_SOURCE PASSAGE_:
* * * * * * * * *

Back to Sglang

SGLang Performance Dashboard

docs/performance_dashboard/README.md

0.5.113.7 KB
Original Source

SGLang Performance Dashboard

A web-based dashboard for visualizing SGLang nightly test performance metrics.

Features

  • Performance Trends: View throughput, latency, and TTFT trends over time
  • Model Comparison: Compare performance across different models and configurations
  • Filtering: Filter by GPU configuration, model, variant, and batch size
  • Interactive Charts: Zoom, pan, and hover for detailed metrics
  • Run History: View recent benchmark runs with links to GitHub Actions

Quick Start

For live data from GitHub Actions artifacts:

bash
# Install requirements
pip install requests

# Run the server
python server.py --fetch-on-start

# Visit http://localhost:8000

The server provides:

  • Automatic fetching of metrics from GitHub
  • Caching to reduce API calls
  • /api/metrics endpoint for the frontend

Option 2: Fetch Data Manually

Use the fetch script to download metrics data:

bash
# Fetch last 30 days of metrics
python fetch_metrics.py --output metrics_data.json

# Fetch a specific run
python fetch_metrics.py --run-id 21338741812 --output single_run.json

# Fetch only scheduled (nightly) runs
python fetch_metrics.py --scheduled-only --days 7

GitHub Token

To download artifacts from GitHub, you need authentication:

  1. Using gh CLI (recommended):

    bash
    gh auth login
    
  2. Using environment variable:

    bash
    export GITHUB_TOKEN=your_token_here
    

Without a token, the dashboard will show run metadata but not detailed benchmark results.

* * * * * * * * *

_PROBLEM 1_:
Answer these from the README:
(a) Which address should you visit once the server is running?
(b) Which flag makes the fetch script pull only scheduled runs?
(c) What does the dashboard show when no token is provided?
_PROBLEM 2_: Output the README's text from "To download artifacts" to "detailed benchmark results.".
The rows of data play no part in the work.

Data lines:
* * * * * * * * *

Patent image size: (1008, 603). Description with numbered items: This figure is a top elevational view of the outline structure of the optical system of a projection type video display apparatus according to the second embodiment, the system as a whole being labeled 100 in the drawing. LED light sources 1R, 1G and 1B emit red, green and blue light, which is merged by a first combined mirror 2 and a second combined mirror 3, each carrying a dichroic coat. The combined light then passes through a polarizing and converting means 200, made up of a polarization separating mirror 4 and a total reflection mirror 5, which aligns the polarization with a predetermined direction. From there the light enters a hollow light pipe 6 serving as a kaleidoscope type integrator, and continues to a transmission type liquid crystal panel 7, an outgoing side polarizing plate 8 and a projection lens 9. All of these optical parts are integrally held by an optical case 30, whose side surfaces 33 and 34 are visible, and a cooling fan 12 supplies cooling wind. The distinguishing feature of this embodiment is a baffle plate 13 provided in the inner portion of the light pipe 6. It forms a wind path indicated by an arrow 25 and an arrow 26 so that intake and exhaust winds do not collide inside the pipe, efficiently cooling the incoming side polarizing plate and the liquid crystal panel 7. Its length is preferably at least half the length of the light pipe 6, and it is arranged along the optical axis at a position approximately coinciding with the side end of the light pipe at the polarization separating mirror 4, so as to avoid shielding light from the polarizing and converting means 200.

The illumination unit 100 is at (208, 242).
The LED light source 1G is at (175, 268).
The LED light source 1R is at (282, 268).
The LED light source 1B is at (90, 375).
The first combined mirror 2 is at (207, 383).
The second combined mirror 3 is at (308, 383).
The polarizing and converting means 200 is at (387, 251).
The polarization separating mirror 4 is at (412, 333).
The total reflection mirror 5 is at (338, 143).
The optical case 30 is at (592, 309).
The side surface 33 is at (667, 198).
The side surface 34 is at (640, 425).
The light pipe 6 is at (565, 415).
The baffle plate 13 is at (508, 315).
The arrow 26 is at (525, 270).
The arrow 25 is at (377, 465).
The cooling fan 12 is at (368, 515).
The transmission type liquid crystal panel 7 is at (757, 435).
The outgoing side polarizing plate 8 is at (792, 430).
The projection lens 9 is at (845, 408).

* * * * * * * * *

_SOLUTION 1_:
(a) http://localhost:8000
(b) --scheduled-only
(c) Run metadata, but not detailed benchmark results.

_SOLUTION 2_:
To download artifacts from GitHub, you need authentication:

  1. Using gh CLI (recommended):

    bash
    gh auth login
    
  2. Using environment variable:

    bash
    export GITHUB_TOKEN=your_token_here
    

Without a token, the dashboard will show run metadata but not detailed benchmark results.